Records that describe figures
- - - - -

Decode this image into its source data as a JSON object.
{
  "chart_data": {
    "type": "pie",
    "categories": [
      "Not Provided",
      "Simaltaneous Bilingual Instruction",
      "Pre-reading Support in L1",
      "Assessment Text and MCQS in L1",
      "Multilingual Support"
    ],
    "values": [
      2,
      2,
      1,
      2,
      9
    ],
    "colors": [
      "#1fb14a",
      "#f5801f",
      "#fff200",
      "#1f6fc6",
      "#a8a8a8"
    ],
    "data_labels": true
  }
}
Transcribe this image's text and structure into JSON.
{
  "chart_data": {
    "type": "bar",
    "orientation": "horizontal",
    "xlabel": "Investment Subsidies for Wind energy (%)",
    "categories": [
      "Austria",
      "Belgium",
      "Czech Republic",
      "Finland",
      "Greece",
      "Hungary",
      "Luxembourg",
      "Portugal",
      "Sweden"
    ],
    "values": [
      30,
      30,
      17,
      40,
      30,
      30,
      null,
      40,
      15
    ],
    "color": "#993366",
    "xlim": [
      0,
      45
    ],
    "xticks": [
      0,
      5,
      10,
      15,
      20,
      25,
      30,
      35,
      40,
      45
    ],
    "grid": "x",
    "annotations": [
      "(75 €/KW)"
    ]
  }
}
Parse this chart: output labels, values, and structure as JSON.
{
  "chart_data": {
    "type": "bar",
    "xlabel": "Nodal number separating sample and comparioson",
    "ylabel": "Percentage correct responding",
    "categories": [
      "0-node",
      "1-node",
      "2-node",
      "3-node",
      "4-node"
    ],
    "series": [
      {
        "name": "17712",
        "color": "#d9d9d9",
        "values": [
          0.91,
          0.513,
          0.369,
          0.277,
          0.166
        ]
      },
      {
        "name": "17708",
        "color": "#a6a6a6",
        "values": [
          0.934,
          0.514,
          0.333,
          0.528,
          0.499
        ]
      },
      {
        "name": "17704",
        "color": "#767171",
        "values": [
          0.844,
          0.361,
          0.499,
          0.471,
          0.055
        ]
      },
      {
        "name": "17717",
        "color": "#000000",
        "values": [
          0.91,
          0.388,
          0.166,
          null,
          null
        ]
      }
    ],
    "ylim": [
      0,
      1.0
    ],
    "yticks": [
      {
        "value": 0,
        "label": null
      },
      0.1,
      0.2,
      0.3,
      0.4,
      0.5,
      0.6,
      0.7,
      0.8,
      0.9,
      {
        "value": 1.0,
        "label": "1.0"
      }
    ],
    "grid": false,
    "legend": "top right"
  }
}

- - - - -

REQUIREMENT
Set all of the entries down again, exactly as they were given.

RESULT FOR THIS EXERCISE
Decode this image into its source data as a JSON object.
{
  "chart_data": {
    "type": "pie",
    "categories": [
      "Not Provided",
      "Simaltaneous Bilingual Instruction",
      "Pre-reading Support in L1",
      "Assessment Text and MCQS in L1",
      "Multilingual Support"
    ],
    "values": [
      2,
      2,
      1,
      2,
      9
    ],
    "colors": [
      "#1fb14a",
      "#f5801f",
      "#fff200",
      "#1f6fc6",
      "#a8a8a8"
    ],
    "data_labels": true
  }
}
Transcribe this image's text and structure into JSON.
{
  "chart_data": {
    "type": "bar",
    "orientation": "horizontal",
    "xlabel": "Investment Subsidies for Wind energy (%)",
    "categories": [
      "Austria",
      "Belgium",
      "Czech Republic",
      "Finland",
      "Greece",
      "Hungary",
      "Luxembourg",
      "Portugal",
      "Sweden"
    ],
    "values": [
      30,
      30,
      17,
      40,
      30,
      30,
      null,
      40,
      15
    ],
    "color": "#993366",
    "xlim": [
      0,
      45
    ],
    "xticks": [
      0,
      5,
      10,
      15,
      20,
      25,
      30,
      35,
      40,
      45
    ],
    "grid": "x",
    "annotations": [
      "(75 €/KW)"
    ]
  }
}
Parse this chart: output labels, values, and structure as JSON.
{
  "chart_data": {
    "type": "bar",
    "xlabel": "Nodal number separating sample and comparioson",
    "ylabel": "Percentage correct responding",
    "categories": [
      "0-node",
      "1-node",
      "2-node",
      "3-node",
      "4-node"
    ],
    "series": [
      {
        "name": "17712",
        "color": "#d9d9d9",
        "values": [
          0.91,
          0.513,
          0.369,
          0.277,
          0.166
        ]
      },
      {
        "name": "17708",
        "color": "#a6a6a6",
        "values": [
          0.934,
          0.514,
          0.333,
          0.528,
          0.499
        ]
      },
      {
        "name": "17704",
        "color": "#767171",
        "values": [
          0.844,
          0.361,
          0.499,
          0.471,
          0.055
        ]
      },
      {
        "name": "17717",
        "color": "#000000",
        "values": [
          0.91,
          0.388,
          0.166,
          null,
          null
        ]
      }
    ],
    "ylim": [
      0,
      1.0
    ],
    "yticks": [
      {
        "value": 0,
        "label": null
      },
      0.1,
      0.2,
      0.3,
      0.4,
      0.5,
      0.6,
      0.7,
      0.8,
      0.9,
      {
        "value": 1.0,
        "label": "1.0"
      }
    ],
    "grid": false,
    "legend": "top right"
  }
}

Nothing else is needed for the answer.